== STATED EXERCISE ==
Count lines, not occurrences: give the number of lines holding the word "aseguradas", and nothing besides.

----------------

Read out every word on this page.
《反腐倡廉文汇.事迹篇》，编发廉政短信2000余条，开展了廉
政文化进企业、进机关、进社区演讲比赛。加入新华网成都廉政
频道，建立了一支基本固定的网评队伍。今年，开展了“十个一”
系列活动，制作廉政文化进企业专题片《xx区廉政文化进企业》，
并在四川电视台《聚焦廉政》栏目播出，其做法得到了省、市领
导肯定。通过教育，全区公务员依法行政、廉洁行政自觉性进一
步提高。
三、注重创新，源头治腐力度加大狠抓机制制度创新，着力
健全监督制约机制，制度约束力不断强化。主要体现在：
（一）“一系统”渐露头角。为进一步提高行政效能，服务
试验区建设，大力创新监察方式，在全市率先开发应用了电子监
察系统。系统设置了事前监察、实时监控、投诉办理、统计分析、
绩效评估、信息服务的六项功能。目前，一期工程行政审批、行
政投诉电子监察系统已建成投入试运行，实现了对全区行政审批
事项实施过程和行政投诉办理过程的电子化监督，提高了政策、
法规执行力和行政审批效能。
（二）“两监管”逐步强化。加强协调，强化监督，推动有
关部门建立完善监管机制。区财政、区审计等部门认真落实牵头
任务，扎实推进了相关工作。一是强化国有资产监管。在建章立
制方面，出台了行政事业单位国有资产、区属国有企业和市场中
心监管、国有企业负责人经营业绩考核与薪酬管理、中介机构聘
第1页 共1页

----------------

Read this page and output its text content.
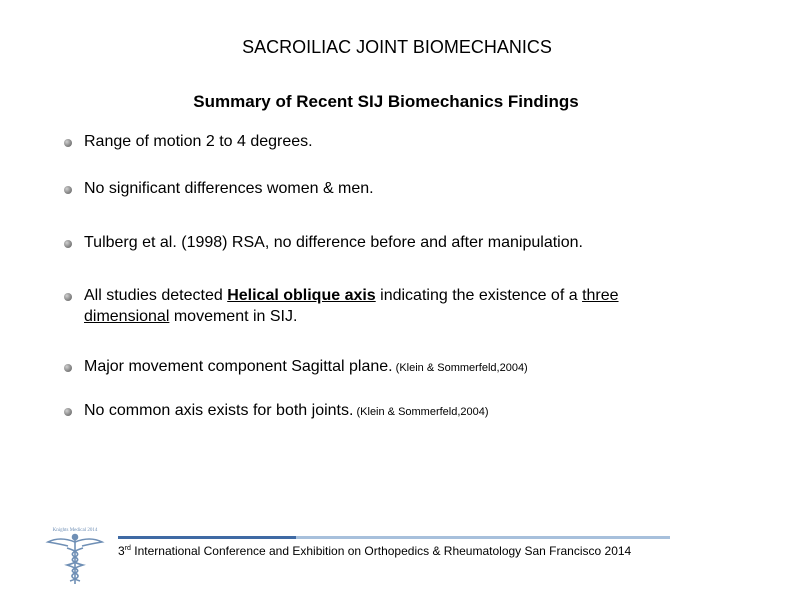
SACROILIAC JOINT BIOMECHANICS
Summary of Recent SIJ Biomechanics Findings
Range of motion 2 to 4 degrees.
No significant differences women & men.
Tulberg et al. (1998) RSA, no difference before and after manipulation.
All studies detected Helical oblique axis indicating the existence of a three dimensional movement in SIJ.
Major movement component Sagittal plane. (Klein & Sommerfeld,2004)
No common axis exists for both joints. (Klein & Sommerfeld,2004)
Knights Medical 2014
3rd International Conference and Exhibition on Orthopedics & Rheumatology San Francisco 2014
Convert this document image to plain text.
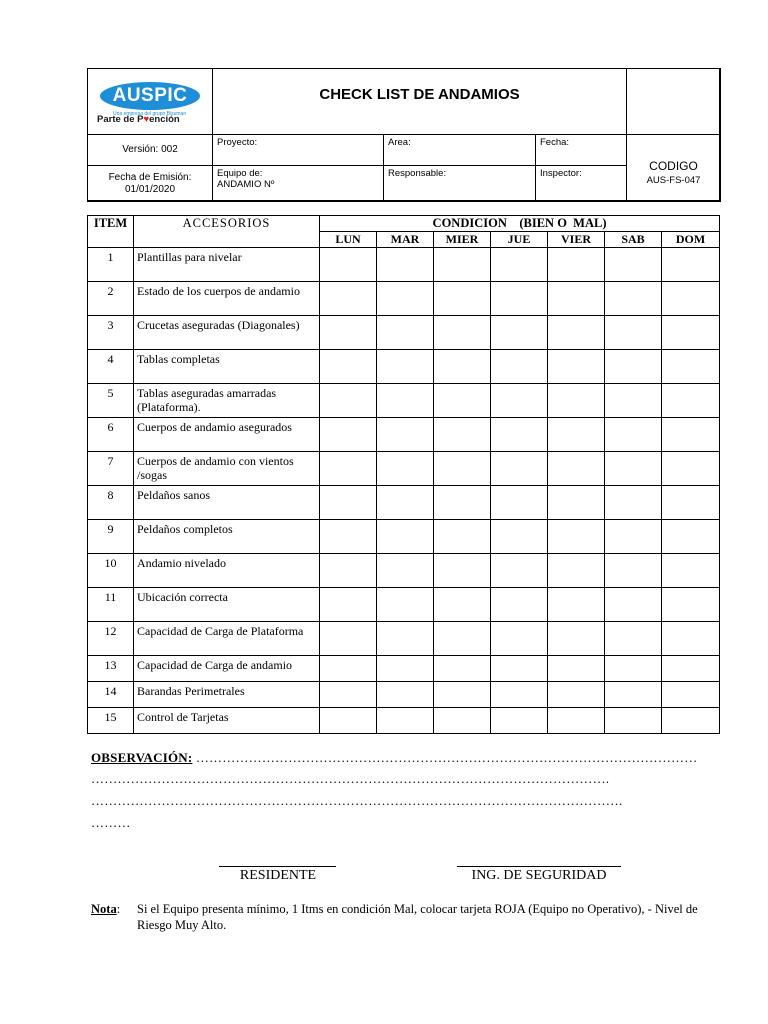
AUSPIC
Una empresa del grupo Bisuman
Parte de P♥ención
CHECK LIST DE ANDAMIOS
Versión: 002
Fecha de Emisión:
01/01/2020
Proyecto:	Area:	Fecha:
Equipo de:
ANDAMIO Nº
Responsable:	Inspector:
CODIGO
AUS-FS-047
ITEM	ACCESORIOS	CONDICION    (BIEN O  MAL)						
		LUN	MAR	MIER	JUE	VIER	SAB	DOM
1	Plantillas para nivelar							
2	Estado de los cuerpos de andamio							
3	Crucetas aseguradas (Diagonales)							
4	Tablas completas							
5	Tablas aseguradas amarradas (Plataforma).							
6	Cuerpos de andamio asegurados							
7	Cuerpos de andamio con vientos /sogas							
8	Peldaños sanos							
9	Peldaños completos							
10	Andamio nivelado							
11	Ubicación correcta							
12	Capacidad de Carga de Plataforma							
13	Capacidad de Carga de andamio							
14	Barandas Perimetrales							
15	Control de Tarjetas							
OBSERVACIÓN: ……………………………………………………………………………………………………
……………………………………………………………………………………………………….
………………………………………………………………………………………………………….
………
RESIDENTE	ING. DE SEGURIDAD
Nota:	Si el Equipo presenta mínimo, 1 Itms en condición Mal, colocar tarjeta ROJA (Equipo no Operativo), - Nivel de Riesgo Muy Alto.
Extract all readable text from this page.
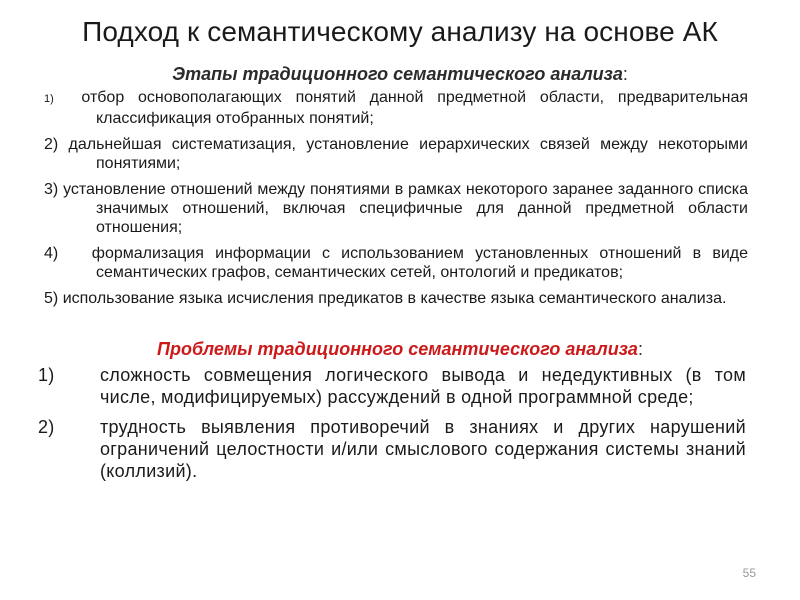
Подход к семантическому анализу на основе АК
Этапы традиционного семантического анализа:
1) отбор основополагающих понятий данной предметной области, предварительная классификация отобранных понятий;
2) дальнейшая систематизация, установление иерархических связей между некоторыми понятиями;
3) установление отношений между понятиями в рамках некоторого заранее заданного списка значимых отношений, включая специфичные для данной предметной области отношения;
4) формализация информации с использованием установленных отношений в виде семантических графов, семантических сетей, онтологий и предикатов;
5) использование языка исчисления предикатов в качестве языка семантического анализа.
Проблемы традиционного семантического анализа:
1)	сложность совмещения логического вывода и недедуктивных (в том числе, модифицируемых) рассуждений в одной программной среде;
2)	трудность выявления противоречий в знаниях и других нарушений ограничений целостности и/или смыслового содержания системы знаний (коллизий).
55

----------------

== FINISHED TASK ==
2